Sostituisci "heatmap-canvas" con "heatmap-area" in tutto il materiale e riscrivilo lasciando il resto invariato.
===============
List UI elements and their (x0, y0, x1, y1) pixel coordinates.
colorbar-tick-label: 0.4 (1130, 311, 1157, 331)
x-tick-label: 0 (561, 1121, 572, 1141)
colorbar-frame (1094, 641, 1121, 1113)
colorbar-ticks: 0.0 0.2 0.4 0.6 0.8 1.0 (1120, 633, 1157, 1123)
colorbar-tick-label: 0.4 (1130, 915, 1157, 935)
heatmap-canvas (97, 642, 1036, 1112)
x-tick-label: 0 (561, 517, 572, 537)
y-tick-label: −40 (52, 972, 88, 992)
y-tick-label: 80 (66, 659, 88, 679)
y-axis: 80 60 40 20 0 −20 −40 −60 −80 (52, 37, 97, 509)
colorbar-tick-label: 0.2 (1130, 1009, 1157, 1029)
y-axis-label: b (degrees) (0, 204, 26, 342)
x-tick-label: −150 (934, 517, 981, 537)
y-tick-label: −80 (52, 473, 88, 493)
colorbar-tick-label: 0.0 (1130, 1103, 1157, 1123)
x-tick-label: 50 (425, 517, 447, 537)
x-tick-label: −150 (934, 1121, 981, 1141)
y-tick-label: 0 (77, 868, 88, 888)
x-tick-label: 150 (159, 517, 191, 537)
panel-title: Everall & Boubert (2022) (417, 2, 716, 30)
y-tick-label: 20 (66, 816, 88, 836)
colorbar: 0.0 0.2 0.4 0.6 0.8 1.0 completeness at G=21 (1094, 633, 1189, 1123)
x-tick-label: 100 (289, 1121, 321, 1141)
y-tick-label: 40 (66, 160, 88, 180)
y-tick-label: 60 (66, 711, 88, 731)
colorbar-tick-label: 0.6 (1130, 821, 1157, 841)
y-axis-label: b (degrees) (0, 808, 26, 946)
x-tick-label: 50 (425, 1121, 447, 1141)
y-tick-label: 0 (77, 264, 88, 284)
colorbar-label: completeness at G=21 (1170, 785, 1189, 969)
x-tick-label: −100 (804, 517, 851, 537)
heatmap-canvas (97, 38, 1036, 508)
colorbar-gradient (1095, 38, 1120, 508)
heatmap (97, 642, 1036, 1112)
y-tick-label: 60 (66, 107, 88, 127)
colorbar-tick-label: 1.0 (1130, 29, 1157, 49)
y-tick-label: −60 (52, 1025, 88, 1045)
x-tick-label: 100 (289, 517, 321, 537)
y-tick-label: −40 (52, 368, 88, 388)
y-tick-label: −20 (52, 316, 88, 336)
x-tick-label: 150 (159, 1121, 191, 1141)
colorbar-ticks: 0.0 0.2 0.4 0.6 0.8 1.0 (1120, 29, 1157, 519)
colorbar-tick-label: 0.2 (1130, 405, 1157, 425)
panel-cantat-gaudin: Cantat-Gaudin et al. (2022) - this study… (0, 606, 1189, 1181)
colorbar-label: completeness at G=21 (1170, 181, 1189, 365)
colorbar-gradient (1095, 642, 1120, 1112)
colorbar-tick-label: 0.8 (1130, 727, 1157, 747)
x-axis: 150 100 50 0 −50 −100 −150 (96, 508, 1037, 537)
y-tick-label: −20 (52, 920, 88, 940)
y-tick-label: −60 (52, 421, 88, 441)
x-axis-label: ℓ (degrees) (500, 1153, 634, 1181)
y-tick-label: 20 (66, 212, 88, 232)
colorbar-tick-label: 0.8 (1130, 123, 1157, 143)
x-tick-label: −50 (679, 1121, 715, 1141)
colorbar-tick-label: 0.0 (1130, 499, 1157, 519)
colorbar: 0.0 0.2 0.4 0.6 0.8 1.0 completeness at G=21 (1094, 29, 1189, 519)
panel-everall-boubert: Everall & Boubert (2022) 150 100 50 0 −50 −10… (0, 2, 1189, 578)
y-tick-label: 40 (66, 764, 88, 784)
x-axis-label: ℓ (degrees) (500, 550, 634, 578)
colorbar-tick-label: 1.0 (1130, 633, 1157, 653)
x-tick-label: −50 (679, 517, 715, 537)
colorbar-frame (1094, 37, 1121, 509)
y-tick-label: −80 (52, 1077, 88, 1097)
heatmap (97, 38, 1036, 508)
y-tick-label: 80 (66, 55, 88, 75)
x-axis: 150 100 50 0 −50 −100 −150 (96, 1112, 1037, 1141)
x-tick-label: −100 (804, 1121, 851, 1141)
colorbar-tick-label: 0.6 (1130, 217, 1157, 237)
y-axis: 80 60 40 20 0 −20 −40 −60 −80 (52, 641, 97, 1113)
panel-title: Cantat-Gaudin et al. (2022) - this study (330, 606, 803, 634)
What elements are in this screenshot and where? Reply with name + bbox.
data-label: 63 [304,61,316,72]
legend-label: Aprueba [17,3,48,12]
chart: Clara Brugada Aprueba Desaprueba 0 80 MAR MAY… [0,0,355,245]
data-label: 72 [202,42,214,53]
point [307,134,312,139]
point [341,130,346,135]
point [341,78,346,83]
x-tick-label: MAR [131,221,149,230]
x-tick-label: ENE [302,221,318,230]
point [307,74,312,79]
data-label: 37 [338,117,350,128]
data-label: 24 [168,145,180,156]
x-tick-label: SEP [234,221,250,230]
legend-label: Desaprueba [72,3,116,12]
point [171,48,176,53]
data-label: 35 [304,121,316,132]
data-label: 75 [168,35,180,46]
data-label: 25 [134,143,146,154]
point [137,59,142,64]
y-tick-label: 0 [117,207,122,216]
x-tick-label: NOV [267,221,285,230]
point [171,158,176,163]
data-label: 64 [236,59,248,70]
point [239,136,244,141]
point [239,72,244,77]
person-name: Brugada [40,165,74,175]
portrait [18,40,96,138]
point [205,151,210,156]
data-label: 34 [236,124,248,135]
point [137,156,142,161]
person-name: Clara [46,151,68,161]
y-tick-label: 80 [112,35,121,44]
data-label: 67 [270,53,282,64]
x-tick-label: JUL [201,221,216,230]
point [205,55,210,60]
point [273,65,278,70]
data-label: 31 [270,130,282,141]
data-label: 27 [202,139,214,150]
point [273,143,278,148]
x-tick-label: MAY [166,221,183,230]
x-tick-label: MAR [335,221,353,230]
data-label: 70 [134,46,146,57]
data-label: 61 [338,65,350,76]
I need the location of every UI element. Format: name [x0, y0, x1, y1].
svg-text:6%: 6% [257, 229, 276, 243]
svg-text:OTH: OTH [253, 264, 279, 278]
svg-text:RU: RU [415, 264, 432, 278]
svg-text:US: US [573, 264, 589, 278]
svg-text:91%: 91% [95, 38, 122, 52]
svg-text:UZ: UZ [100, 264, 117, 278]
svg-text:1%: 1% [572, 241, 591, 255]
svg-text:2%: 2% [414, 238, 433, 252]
===============
## Soluzione
List UI elements and their (x0, y0, x1, y1) pixel coordinates.
colorbar-tick-label: 0.4 (1130, 311, 1157, 331)
x-tick-label: 0 (561, 1121, 572, 1141)
colorbar-frame (1094, 641, 1121, 1113)
colorbar-ticks: 0.0 0.2 0.4 0.6 0.8 1.0 (1120, 633, 1157, 1123)
colorbar-tick-label: 0.4 (1130, 915, 1157, 935)
heatmap-area (97, 642, 1036, 1112)
x-tick-label: 0 (561, 517, 572, 537)
y-tick-label: −40 (52, 972, 88, 992)
y-tick-label: 80 (66, 659, 88, 679)
y-axis: 80 60 40 20 0 −20 −40 −60 −80 (52, 37, 97, 509)
colorbar-tick-label: 0.2 (1130, 1009, 1157, 1029)
y-axis-label: b (degrees) (0, 204, 26, 342)
x-tick-label: −150 (934, 517, 981, 537)
y-tick-label: −80 (52, 473, 88, 493)
colorbar-tick-label: 0.0 (1130, 1103, 1157, 1123)
x-tick-label: 50 (425, 517, 447, 537)
x-tick-label: −150 (934, 1121, 981, 1141)
y-tick-label: 0 (77, 868, 88, 888)
x-tick-label: 150 (159, 517, 191, 537)
panel-title: Everall & Boubert (2022) (417, 2, 716, 30)
y-tick-label: 20 (66, 816, 88, 836)
colorbar: 0.0 0.2 0.4 0.6 0.8 1.0 completeness at G=21 (1094, 633, 1189, 1123)
x-tick-label: 100 (289, 1121, 321, 1141)
y-tick-label: 40 (66, 160, 88, 180)
y-tick-label: 60 (66, 711, 88, 731)
colorbar-tick-label: 0.6 (1130, 821, 1157, 841)
y-axis-label: b (degrees) (0, 808, 26, 946)
x-tick-label: 50 (425, 1121, 447, 1141)
y-tick-label: 0 (77, 264, 88, 284)
colorbar-label: completeness at G=21 (1170, 785, 1189, 969)
x-tick-label: −100 (804, 517, 851, 537)
heatmap-area (97, 38, 1036, 508)
colorbar-gradient (1095, 38, 1120, 508)
heatmap (97, 642, 1036, 1112)
y-tick-label: 60 (66, 107, 88, 127)
colorbar-tick-label: 1.0 (1130, 29, 1157, 49)
y-tick-label: −60 (52, 1025, 88, 1045)
x-tick-label: 100 (289, 517, 321, 537)
y-tick-label: −40 (52, 368, 88, 388)
y-tick-label: −20 (52, 316, 88, 336)
x-tick-label: 150 (159, 1121, 191, 1141)
colorbar-ticks: 0.0 0.2 0.4 0.6 0.8 1.0 (1120, 29, 1157, 519)
colorbar-tick-label: 0.2 (1130, 405, 1157, 425)
panel-cantat-gaudin: Cantat-Gaudin et al. (2022) - this study… (0, 606, 1189, 1181)
colorbar-label: completeness at G=21 (1170, 181, 1189, 365)
colorbar-gradient (1095, 642, 1120, 1112)
colorbar-tick-label: 0.8 (1130, 727, 1157, 747)
x-axis: 150 100 50 0 −50 −100 −150 (96, 508, 1037, 537)
y-tick-label: −20 (52, 920, 88, 940)
y-tick-label: −60 (52, 421, 88, 441)
x-axis-label: ℓ (degrees) (500, 1153, 634, 1181)
y-tick-label: 20 (66, 212, 88, 232)
colorbar-tick-label: 0.8 (1130, 123, 1157, 143)
x-tick-label: −50 (679, 1121, 715, 1141)
colorbar-tick-label: 0.0 (1130, 499, 1157, 519)
colorbar: 0.0 0.2 0.4 0.6 0.8 1.0 completeness at G=21 (1094, 29, 1189, 519)
panel-everall-boubert: Everall & Boubert (2022) 150 100 50 0 −50 −10… (0, 2, 1189, 578)
y-tick-label: 40 (66, 764, 88, 784)
x-axis-label: ℓ (degrees) (500, 550, 634, 578)
colorbar-tick-label: 1.0 (1130, 633, 1157, 653)
x-tick-label: −50 (679, 517, 715, 537)
colorbar-frame (1094, 37, 1121, 509)
y-tick-label: −80 (52, 1077, 88, 1097)
heatmap (97, 38, 1036, 508)
y-tick-label: 80 (66, 55, 88, 75)
x-axis: 150 100 50 0 −50 −100 −150 (96, 1112, 1037, 1141)
x-tick-label: −100 (804, 1121, 851, 1141)
colorbar-tick-label: 0.6 (1130, 217, 1157, 237)
y-axis: 80 60 40 20 0 −20 −40 −60 −80 (52, 641, 97, 1113)
panel-title: Cantat-Gaudin et al. (2022) - this study (330, 606, 803, 634)
What elements are in this screenshot and where? Reply with name + bbox.
data-label: 63 [304,61,316,72]
legend-label: Aprueba [17,3,48,12]
chart: Clara Brugada Aprueba Desaprueba 0 80 MAR MAY… [0,0,355,245]
data-label: 72 [202,42,214,53]
point [307,134,312,139]
point [341,130,346,135]
point [341,78,346,83]
x-tick-label: MAR [131,221,149,230]
x-tick-label: ENE [302,221,318,230]
point [307,74,312,79]
data-label: 37 [338,117,350,128]
data-label: 24 [168,145,180,156]
x-tick-label: SEP [234,221,250,230]
legend-label: Desaprueba [72,3,116,12]
point [171,48,176,53]
data-label: 35 [304,121,316,132]
data-label: 75 [168,35,180,46]
data-label: 25 [134,143,146,154]
point [137,59,142,64]
y-tick-label: 0 [117,207,122,216]
x-tick-label: NOV [267,221,285,230]
point [171,158,176,163]
data-label: 64 [236,59,248,70]
point [239,136,244,141]
point [239,72,244,77]
person-name: Brugada [40,165,74,175]
portrait [18,40,96,138]
point [205,151,210,156]
data-label: 34 [236,124,248,135]
point [137,156,142,161]
person-name: Clara [46,151,68,161]
y-tick-label: 80 [112,35,121,44]
data-label: 67 [270,53,282,64]
x-tick-label: JUL [201,221,216,230]
point [205,55,210,60]
point [273,65,278,70]
data-label: 31 [270,130,282,141]
data-label: 27 [202,139,214,150]
point [273,143,278,148]
x-tick-label: MAY [166,221,183,230]
x-tick-label: MAR [335,221,353,230]
data-label: 70 [134,46,146,57]
data-label: 61 [338,65,350,76]
I need the location of every UI element. Format: name [x0, y0, x1, y1].
svg-text:6%: 6% [257, 229, 276, 243]
svg-text:OTH: OTH [253, 264, 279, 278]
svg-text:RU: RU [415, 264, 432, 278]
svg-text:US: US [573, 264, 589, 278]
svg-text:91%: 91% [95, 38, 122, 52]
svg-text:UZ: UZ [100, 264, 117, 278]
svg-text:1%: 1% [572, 241, 591, 255]
svg-text:2%: 2% [414, 238, 433, 252]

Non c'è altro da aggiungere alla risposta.